━━━ Records provided ━━━

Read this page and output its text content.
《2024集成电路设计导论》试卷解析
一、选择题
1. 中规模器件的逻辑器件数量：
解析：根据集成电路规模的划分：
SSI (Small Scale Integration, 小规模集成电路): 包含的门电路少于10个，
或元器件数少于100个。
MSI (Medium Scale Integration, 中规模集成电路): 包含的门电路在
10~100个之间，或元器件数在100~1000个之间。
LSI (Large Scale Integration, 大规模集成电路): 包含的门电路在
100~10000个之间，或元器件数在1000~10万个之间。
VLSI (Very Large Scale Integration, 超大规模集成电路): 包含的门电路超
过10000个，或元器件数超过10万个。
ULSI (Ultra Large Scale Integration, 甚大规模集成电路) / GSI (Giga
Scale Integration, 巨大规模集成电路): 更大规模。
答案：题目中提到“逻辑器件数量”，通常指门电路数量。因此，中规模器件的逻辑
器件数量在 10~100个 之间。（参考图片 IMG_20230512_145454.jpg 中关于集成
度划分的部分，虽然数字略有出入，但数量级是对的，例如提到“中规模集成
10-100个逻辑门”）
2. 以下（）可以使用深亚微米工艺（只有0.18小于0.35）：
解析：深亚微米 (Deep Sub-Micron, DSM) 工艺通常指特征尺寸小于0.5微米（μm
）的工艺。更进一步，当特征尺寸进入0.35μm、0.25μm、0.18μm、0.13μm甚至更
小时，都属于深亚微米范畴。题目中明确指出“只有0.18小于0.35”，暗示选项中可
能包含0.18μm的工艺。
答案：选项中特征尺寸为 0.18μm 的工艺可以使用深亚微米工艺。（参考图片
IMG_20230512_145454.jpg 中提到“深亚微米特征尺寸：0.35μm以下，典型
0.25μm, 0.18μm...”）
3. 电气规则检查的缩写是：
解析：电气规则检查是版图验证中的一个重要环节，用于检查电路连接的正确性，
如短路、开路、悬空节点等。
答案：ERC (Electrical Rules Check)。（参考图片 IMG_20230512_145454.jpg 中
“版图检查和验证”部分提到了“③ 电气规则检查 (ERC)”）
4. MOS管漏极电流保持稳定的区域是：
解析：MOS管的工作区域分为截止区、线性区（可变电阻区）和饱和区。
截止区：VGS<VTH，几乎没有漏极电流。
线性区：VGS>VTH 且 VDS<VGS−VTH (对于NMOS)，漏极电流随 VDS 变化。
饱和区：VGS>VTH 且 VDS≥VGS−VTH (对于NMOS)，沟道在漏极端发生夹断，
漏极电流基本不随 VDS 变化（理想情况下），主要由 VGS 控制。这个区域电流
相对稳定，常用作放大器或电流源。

━━━

§ Goal: Print the whole listing again, exactly.

§ Solved problem:
Read this page and output its text content.
《2024集成电路设计导论》试卷解析
一、选择题
1. 中规模器件的逻辑器件数量：
解析：根据集成电路规模的划分：
SSI (Small Scale Integration, 小规模集成电路): 包含的门电路少于10个，
或元器件数少于100个。
MSI (Medium Scale Integration, 中规模集成电路): 包含的门电路在
10~100个之间，或元器件数在100~1000个之间。
LSI (Large Scale Integration, 大规模集成电路): 包含的门电路在
100~10000个之间，或元器件数在1000~10万个之间。
VLSI (Very Large Scale Integration, 超大规模集成电路): 包含的门电路超
过10000个，或元器件数超过10万个。
ULSI (Ultra Large Scale Integration, 甚大规模集成电路) / GSI (Giga
Scale Integration, 巨大规模集成电路): 更大规模。
答案：题目中提到“逻辑器件数量”，通常指门电路数量。因此，中规模器件的逻辑
器件数量在 10~100个 之间。（参考图片 IMG_20230512_145454.jpg 中关于集成
度划分的部分，虽然数字略有出入，但数量级是对的，例如提到“中规模集成
10-100个逻辑门”）
2. 以下（）可以使用深亚微米工艺（只有0.18小于0.35）：
解析：深亚微米 (Deep Sub-Micron, DSM) 工艺通常指特征尺寸小于0.5微米（μm
）的工艺。更进一步，当特征尺寸进入0.35μm、0.25μm、0.18μm、0.13μm甚至更
小时，都属于深亚微米范畴。题目中明确指出“只有0.18小于0.35”，暗示选项中可
能包含0.18μm的工艺。
答案：选项中特征尺寸为 0.18μm 的工艺可以使用深亚微米工艺。（参考图片
IMG_20230512_145454.jpg 中提到“深亚微米特征尺寸：0.35μm以下，典型
0.25μm, 0.18μm...”）
3. 电气规则检查的缩写是：
解析：电气规则检查是版图验证中的一个重要环节，用于检查电路连接的正确性，
如短路、开路、悬空节点等。
答案：ERC (Electrical Rules Check)。（参考图片 IMG_20230512_145454.jpg 中
“版图检查和验证”部分提到了“③ 电气规则检查 (ERC)”）
4. MOS管漏极电流保持稳定的区域是：
解析：MOS管的工作区域分为截止区、线性区（可变电阻区）和饱和区。
截止区：VGS<VTH，几乎没有漏极电流。
线性区：VGS>VTH 且 VDS<VGS−VTH (对于NMOS)，漏极电流随 VDS 变化。
饱和区：VGS>VTH 且 VDS≥VGS−VTH (对于NMOS)，沟道在漏极端发生夹断，
漏极电流基本不随 VDS 变化（理想情况下），主要由 VGS 控制。这个区域电流
相对稳定，常用作放大器或电流源。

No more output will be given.